::: GIVEN RECORDS

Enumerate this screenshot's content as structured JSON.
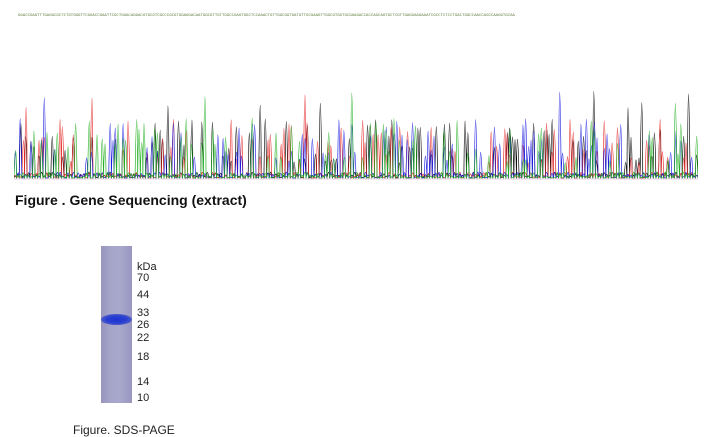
{
  "sequence": {
    "text": "GGACCGAGTTTGAGGCGCTCTGTGGGTTCGGACCGAATTCGCTGGACAGGACGTGCGTCGCCCGCGTGGAGGACAATGGCGTTGTTGGCCGAGTGGCTCCAAACTGTTGGCGGTGATGTTGCGAAGTTGGCGTGGTGCGAAGACCACCAGCAGTGCTCGTTGAGGAGGAAATCGCCTCTCCTGACTGGCCAACCAGCCAAGGTGCAA"
  },
  "chromatogram": {
    "trace_colors": [
      "#000000",
      "#e32222",
      "#1a1ae0",
      "#22b022"
    ]
  },
  "figure1": {
    "caption": "Figure . Gene Sequencing (extract)"
  },
  "gel": {
    "lane_color": "#a3a2c8",
    "band_color": "#2438d4",
    "unit_label": "kDa",
    "markers": [
      "70",
      "44",
      "33",
      "26",
      "22",
      "18",
      "14",
      "10"
    ]
  },
  "figure2": {
    "caption": "Figure. SDS-PAGE"
  }
}
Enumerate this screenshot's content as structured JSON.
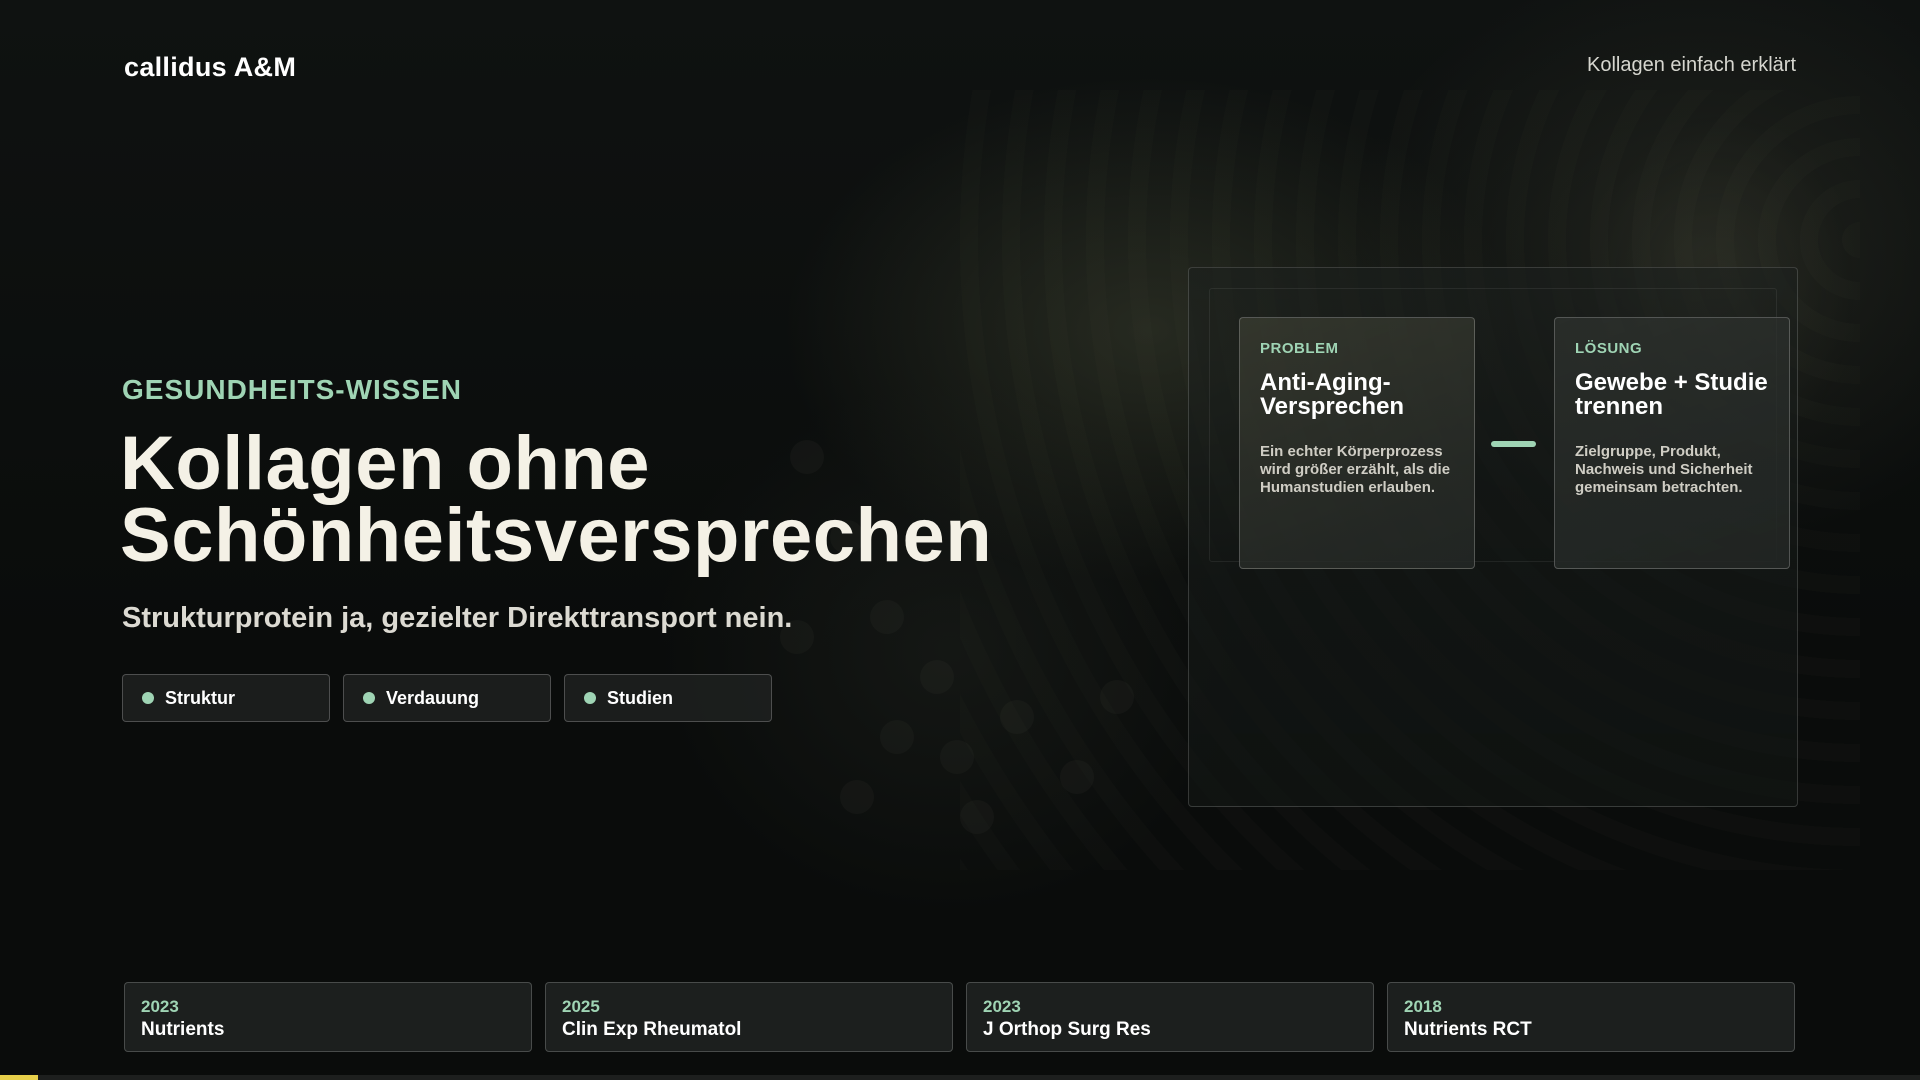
{
  "header": {
    "brand": "callidus A&M",
    "nav_link": "Kollagen einfach erklärt"
  },
  "hero": {
    "eyebrow": "GESUNDHEITS-WISSEN",
    "title_line1": "Kollagen ohne",
    "title_line2": "Schönheitsversprechen",
    "subtitle": "Strukturprotein ja, gezielter Direkttransport nein.",
    "chips": [
      {
        "label": "Struktur"
      },
      {
        "label": "Verdauung"
      },
      {
        "label": "Studien"
      }
    ]
  },
  "panel": {
    "problem": {
      "label": "PROBLEM",
      "title": "Anti-Aging-Versprechen",
      "text": "Ein echter Körperprozess wird größer erzählt, als die Humanstudien erlauben."
    },
    "solution": {
      "label": "LÖSUNG",
      "title": "Gewebe + Studie trennen",
      "text": "Zielgruppe, Produkt, Nachweis und Sicherheit gemeinsam betrachten."
    }
  },
  "references": [
    {
      "year": "2023",
      "journal": "Nutrients"
    },
    {
      "year": "2025",
      "journal": "Clin Exp Rheumatol"
    },
    {
      "year": "2023",
      "journal": "J Orthop Surg Res"
    },
    {
      "year": "2018",
      "journal": "Nutrients RCT"
    }
  ],
  "progress": {
    "fraction": 0.02
  },
  "colors": {
    "accent": "#9fd4b4",
    "progress": "#e6cf4a",
    "background": "#0b0d0c"
  }
}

::::::

EXERCISE BRIEF: All the lines above must be written out exactly, without a single picture.

REPLY TO THE EXERCISE:
Enumerate this screenshot's content as structured JSON.
{
  "sequence": {
    "text": "GGACCGAGTTTGAGGCGCTCTGTGGGTTCGGACCGAATTCGCTGGACAGGACGTGCGTCGCCCGCGTGGAGGACAATGGCGTTGTTGGCCGAGTGGCTCCAAACTGTTGGCGGTGATGTTGCGAAGTTGGCGTGGTGCGAAGACCACCAGCAGTGCTCGTTGAGGAGGAAATCGCCTCTCCTGACTGGCCAACCAGCCAAGGTGCAA"
  },
  "chromatogram": {
    "trace_colors": [
      "#000000",
      "#e32222",
      "#1a1ae0",
      "#22b022"
    ]
  },
  "figure1": {
    "caption": "Figure . Gene Sequencing (extract)"
  },
  "gel": {
    "lane_color": "#a3a2c8",
    "band_color": "#2438d4",
    "unit_label": "kDa",
    "markers": [
      "70",
      "44",
      "33",
      "26",
      "22",
      "18",
      "14",
      "10"
    ]
  },
  "figure2": {
    "caption": "Figure. SDS-PAGE"
  }
}
Enumerate this screenshot's content as structured JSON.
{
  "header": {
    "brand": "callidus A&M",
    "nav_link": "Kollagen einfach erklärt"
  },
  "hero": {
    "eyebrow": "GESUNDHEITS-WISSEN",
    "title_line1": "Kollagen ohne",
    "title_line2": "Schönheitsversprechen",
    "subtitle": "Strukturprotein ja, gezielter Direkttransport nein.",
    "chips": [
      {
        "label": "Struktur"
      },
      {
        "label": "Verdauung"
      },
      {
        "label": "Studien"
      }
    ]
  },
  "panel": {
    "problem": {
      "label": "PROBLEM",
      "title": "Anti-Aging-Versprechen",
      "text": "Ein echter Körperprozess wird größer erzählt, als die Humanstudien erlauben."
    },
    "solution": {
      "label": "LÖSUNG",
      "title": "Gewebe + Studie trennen",
      "text": "Zielgruppe, Produkt, Nachweis und Sicherheit gemeinsam betrachten."
    }
  },
  "references": [
    {
      "year": "2023",
      "journal": "Nutrients"
    },
    {
      "year": "2025",
      "journal": "Clin Exp Rheumatol"
    },
    {
      "year": "2023",
      "journal": "J Orthop Surg Res"
    },
    {
      "year": "2018",
      "journal": "Nutrients RCT"
    }
  ],
  "progress": {
    "fraction": 0.02
  },
  "colors": {
    "accent": "#9fd4b4",
    "progress": "#e6cf4a",
    "background": "#0b0d0c"
  }
}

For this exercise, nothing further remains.